*Work instructions*:
Transcribe the listing verbatim. Do not carry over any pictures.

(Figure content listings)
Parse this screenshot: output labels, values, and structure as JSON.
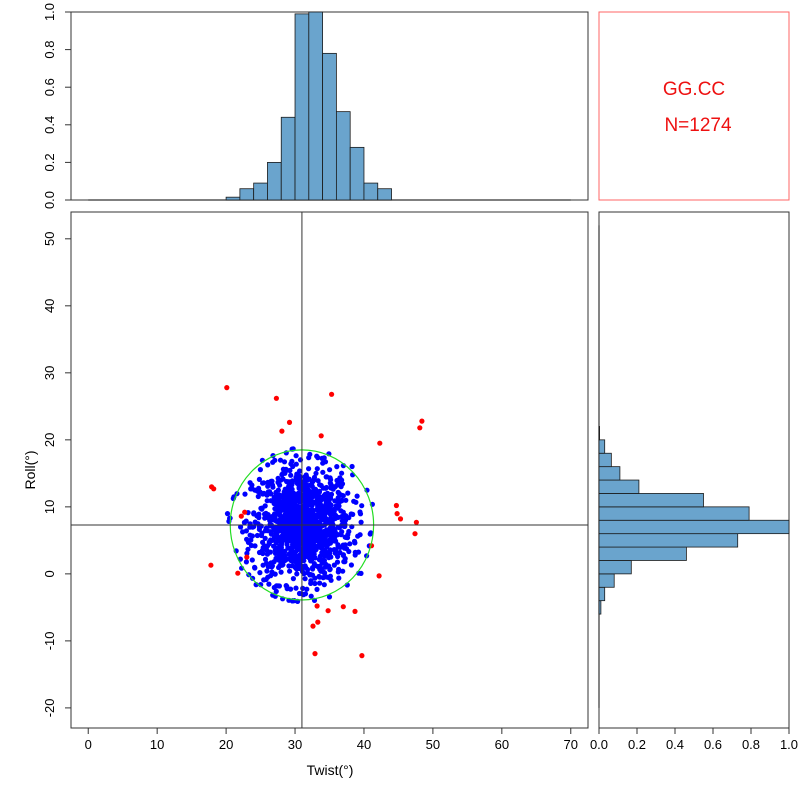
{
  "colors": {
    "bar_fill": "#6aa4cd",
    "bar_stroke": "#1a1a1a",
    "inlier_points": "#0000ff",
    "outlier_points": "#ff0000",
    "ellipse": "#22dd22",
    "info_box_border": "#ff6666",
    "info_text": "#ee1111",
    "mean_lines": "#333333"
  },
  "info_box": {
    "title": "GG.CC",
    "count_label": "N=1274"
  },
  "chart_data": [
    {
      "id": "scatter",
      "type": "scatter",
      "xlabel": "Twist(°)",
      "ylabel": "Roll(°)",
      "xlim": [
        -2.5,
        72.5
      ],
      "ylim": [
        -23,
        54
      ],
      "xticks": [
        0,
        10,
        20,
        30,
        40,
        50,
        60,
        70
      ],
      "yticks": [
        -20,
        -10,
        0,
        10,
        20,
        30,
        40,
        50
      ],
      "mean_x": 31,
      "mean_y": 7.3,
      "ellipse": {
        "cx": 31,
        "cy": 7.3,
        "rx": 10.4,
        "ry": 11.2
      },
      "series": [
        {
          "name": "inliers",
          "color_key": "inlier_points",
          "n": 1274,
          "center": [
            31,
            7.3
          ],
          "sd": [
            3.6,
            4.3
          ]
        },
        {
          "name": "outliers",
          "color_key": "outlier_points",
          "points": [
            [
              20.1,
              27.8
            ],
            [
              27.3,
              26.2
            ],
            [
              35.3,
              26.8
            ],
            [
              29.2,
              22.6
            ],
            [
              28.1,
              21.3
            ],
            [
              48.4,
              22.8
            ],
            [
              48.1,
              21.8
            ],
            [
              42.3,
              19.5
            ],
            [
              33.8,
              20.6
            ],
            [
              17.9,
              13.0
            ],
            [
              18.2,
              12.7
            ],
            [
              44.7,
              10.2
            ],
            [
              44.8,
              9.0
            ],
            [
              45.3,
              8.2
            ],
            [
              47.6,
              7.7
            ],
            [
              47.4,
              6.0
            ],
            [
              41.1,
              4.2
            ],
            [
              22.7,
              9.2
            ],
            [
              22.2,
              8.6
            ],
            [
              23.0,
              2.5
            ],
            [
              17.8,
              1.3
            ],
            [
              21.7,
              0.1
            ],
            [
              42.2,
              -0.3
            ],
            [
              33.2,
              -4.8
            ],
            [
              37.0,
              -4.9
            ],
            [
              38.7,
              -5.6
            ],
            [
              34.8,
              -5.5
            ],
            [
              32.6,
              -7.8
            ],
            [
              33.3,
              -7.2
            ],
            [
              39.7,
              -12.2
            ],
            [
              32.9,
              -11.9
            ]
          ]
        }
      ]
    },
    {
      "id": "twist_histogram",
      "type": "bar",
      "xlim": [
        -2.5,
        72.5
      ],
      "ylim": [
        0,
        1
      ],
      "yticks": [
        0,
        0.2,
        0.4,
        0.6,
        0.8,
        1.0
      ],
      "bin_width": 2,
      "bin_starts": [
        20,
        22,
        24,
        26,
        28,
        30,
        32,
        34,
        36,
        38,
        40,
        42
      ],
      "values": [
        0.015,
        0.06,
        0.09,
        0.2,
        0.44,
        0.99,
        1.0,
        0.78,
        0.47,
        0.28,
        0.09,
        0.06
      ],
      "baseline_ticks": [
        0,
        70
      ]
    },
    {
      "id": "roll_histogram",
      "type": "bar",
      "orientation": "horizontal",
      "ylim": [
        -23,
        54
      ],
      "xlim": [
        0,
        1
      ],
      "xticks": [
        0,
        0.2,
        0.4,
        0.6,
        0.8,
        1.0
      ],
      "tick_labels": [
        "0.0",
        "0.2",
        "0.4",
        "0.6",
        "0.8",
        "1.0"
      ],
      "bin_width": 2,
      "bin_starts": [
        -6,
        -4,
        -2,
        0,
        2,
        4,
        6,
        8,
        10,
        12,
        14,
        16,
        18,
        20
      ],
      "values": [
        0.01,
        0.03,
        0.08,
        0.17,
        0.46,
        0.73,
        1.0,
        0.79,
        0.55,
        0.21,
        0.11,
        0.065,
        0.03,
        0.003
      ],
      "baseline_ticks": [
        -20,
        52
      ]
    }
  ]
}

*Solution to this exercise*:
Parse this screenshot: output labels, values, and structure as JSON.
{
  "colors": {
    "bar_fill": "#6aa4cd",
    "bar_stroke": "#1a1a1a",
    "inlier_points": "#0000ff",
    "outlier_points": "#ff0000",
    "ellipse": "#22dd22",
    "info_box_border": "#ff6666",
    "info_text": "#ee1111",
    "mean_lines": "#333333"
  },
  "info_box": {
    "title": "GG.CC",
    "count_label": "N=1274"
  },
  "chart_data": [
    {
      "id": "scatter",
      "type": "scatter",
      "xlabel": "Twist(°)",
      "ylabel": "Roll(°)",
      "xlim": [
        -2.5,
        72.5
      ],
      "ylim": [
        -23,
        54
      ],
      "xticks": [
        0,
        10,
        20,
        30,
        40,
        50,
        60,
        70
      ],
      "yticks": [
        -20,
        -10,
        0,
        10,
        20,
        30,
        40,
        50
      ],
      "mean_x": 31,
      "mean_y": 7.3,
      "ellipse": {
        "cx": 31,
        "cy": 7.3,
        "rx": 10.4,
        "ry": 11.2
      },
      "series": [
        {
          "name": "inliers",
          "color_key": "inlier_points",
          "n": 1274,
          "center": [
            31,
            7.3
          ],
          "sd": [
            3.6,
            4.3
          ]
        },
        {
          "name": "outliers",
          "color_key": "outlier_points",
          "points": [
            [
              20.1,
              27.8
            ],
            [
              27.3,
              26.2
            ],
            [
              35.3,
              26.8
            ],
            [
              29.2,
              22.6
            ],
            [
              28.1,
              21.3
            ],
            [
              48.4,
              22.8
            ],
            [
              48.1,
              21.8
            ],
            [
              42.3,
              19.5
            ],
            [
              33.8,
              20.6
            ],
            [
              17.9,
              13.0
            ],
            [
              18.2,
              12.7
            ],
            [
              44.7,
              10.2
            ],
            [
              44.8,
              9.0
            ],
            [
              45.3,
              8.2
            ],
            [
              47.6,
              7.7
            ],
            [
              47.4,
              6.0
            ],
            [
              41.1,
              4.2
            ],
            [
              22.7,
              9.2
            ],
            [
              22.2,
              8.6
            ],
            [
              23.0,
              2.5
            ],
            [
              17.8,
              1.3
            ],
            [
              21.7,
              0.1
            ],
            [
              42.2,
              -0.3
            ],
            [
              33.2,
              -4.8
            ],
            [
              37.0,
              -4.9
            ],
            [
              38.7,
              -5.6
            ],
            [
              34.8,
              -5.5
            ],
            [
              32.6,
              -7.8
            ],
            [
              33.3,
              -7.2
            ],
            [
              39.7,
              -12.2
            ],
            [
              32.9,
              -11.9
            ]
          ]
        }
      ]
    },
    {
      "id": "twist_histogram",
      "type": "bar",
      "xlim": [
        -2.5,
        72.5
      ],
      "ylim": [
        0,
        1
      ],
      "yticks": [
        0,
        0.2,
        0.4,
        0.6,
        0.8,
        1.0
      ],
      "bin_width": 2,
      "bin_starts": [
        20,
        22,
        24,
        26,
        28,
        30,
        32,
        34,
        36,
        38,
        40,
        42
      ],
      "values": [
        0.015,
        0.06,
        0.09,
        0.2,
        0.44,
        0.99,
        1.0,
        0.78,
        0.47,
        0.28,
        0.09,
        0.06
      ],
      "baseline_ticks": [
        0,
        70
      ]
    },
    {
      "id": "roll_histogram",
      "type": "bar",
      "orientation": "horizontal",
      "ylim": [
        -23,
        54
      ],
      "xlim": [
        0,
        1
      ],
      "xticks": [
        0,
        0.2,
        0.4,
        0.6,
        0.8,
        1.0
      ],
      "tick_labels": [
        "0.0",
        "0.2",
        "0.4",
        "0.6",
        "0.8",
        "1.0"
      ],
      "bin_width": 2,
      "bin_starts": [
        -6,
        -4,
        -2,
        0,
        2,
        4,
        6,
        8,
        10,
        12,
        14,
        16,
        18,
        20
      ],
      "values": [
        0.01,
        0.03,
        0.08,
        0.17,
        0.46,
        0.73,
        1.0,
        0.79,
        0.55,
        0.21,
        0.11,
        0.065,
        0.03,
        0.003
      ],
      "baseline_ticks": [
        -20,
        52
      ]
    }
  ]
}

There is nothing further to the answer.